Entries supplied:
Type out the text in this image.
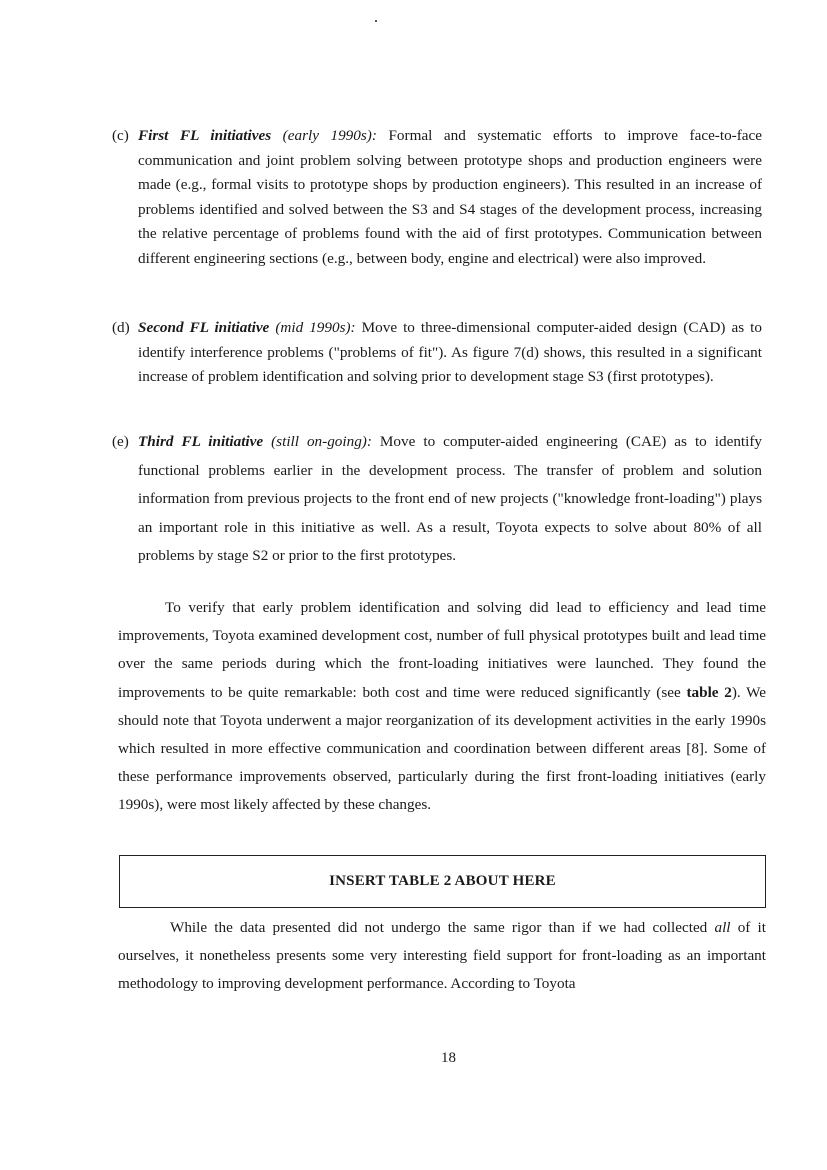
(c) First FL initiatives (early 1990s): Formal and systematic efforts to improve face-to-face communication and joint problem solving between prototype shops and production engineers were made (e.g., formal visits to prototype shops by production engineers). This resulted in an increase of problems identified and solved between the S3 and S4 stages of the development process, increasing the relative percentage of problems found with the aid of first prototypes. Communication between different engineering sections (e.g., between body, engine and electrical) were also improved.
(d) Second FL initiative (mid 1990s): Move to three-dimensional computer-aided design (CAD) as to identify interference problems ("problems of fit"). As figure 7(d) shows, this resulted in a significant increase of problem identification and solving prior to development stage S3 (first prototypes).
(e) Third FL initiative (still on-going): Move to computer-aided engineering (CAE) as to identify functional problems earlier in the development process. The transfer of problem and solution information from previous projects to the front end of new projects ("knowledge front-loading") plays an important role in this initiative as well. As a result, Toyota expects to solve about 80% of all problems by stage S2 or prior to the first prototypes.
To verify that early problem identification and solving did lead to efficiency and lead time improvements, Toyota examined development cost, number of full physical prototypes built and lead time over the same periods during which the front-loading initiatives were launched. They found the improvements to be quite remarkable: both cost and time were reduced significantly (see table 2). We should note that Toyota underwent a major reorganization of its development activities in the early 1990s which resulted in more effective communication and coordination between different areas [8]. Some of these performance improvements observed, particularly during the first front-loading initiatives (early 1990s), were most likely affected by these changes.
INSERT TABLE 2 ABOUT HERE
While the data presented did not undergo the same rigor than if we had collected all of it ourselves, it nonetheless presents some very interesting field support for front-loading as an important methodology to improving development performance. According to Toyota
18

Required work: Every entry must be reproduced exactly, with the images left out.

Exercise answer:
Type out the text in this image.
(c) First FL initiatives (early 1990s): Formal and systematic efforts to improve face-to-face communication and joint problem solving between prototype shops and production engineers were made (e.g., formal visits to prototype shops by production engineers). This resulted in an increase of problems identified and solved between the S3 and S4 stages of the development process, increasing the relative percentage of problems found with the aid of first prototypes. Communication between different engineering sections (e.g., between body, engine and electrical) were also improved.
(d) Second FL initiative (mid 1990s): Move to three-dimensional computer-aided design (CAD) as to identify interference problems ("problems of fit"). As figure 7(d) shows, this resulted in a significant increase of problem identification and solving prior to development stage S3 (first prototypes).
(e) Third FL initiative (still on-going): Move to computer-aided engineering (CAE) as to identify functional problems earlier in the development process. The transfer of problem and solution information from previous projects to the front end of new projects ("knowledge front-loading") plays an important role in this initiative as well. As a result, Toyota expects to solve about 80% of all problems by stage S2 or prior to the first prototypes.
To verify that early problem identification and solving did lead to efficiency and lead time improvements, Toyota examined development cost, number of full physical prototypes built and lead time over the same periods during which the front-loading initiatives were launched. They found the improvements to be quite remarkable: both cost and time were reduced significantly (see table 2). We should note that Toyota underwent a major reorganization of its development activities in the early 1990s which resulted in more effective communication and coordination between different areas [8]. Some of these performance improvements observed, particularly during the first front-loading initiatives (early 1990s), were most likely affected by these changes.
INSERT TABLE 2 ABOUT HERE
While the data presented did not undergo the same rigor than if we had collected all of it ourselves, it nonetheless presents some very interesting field support for front-loading as an important methodology to improving development performance. According to Toyota
18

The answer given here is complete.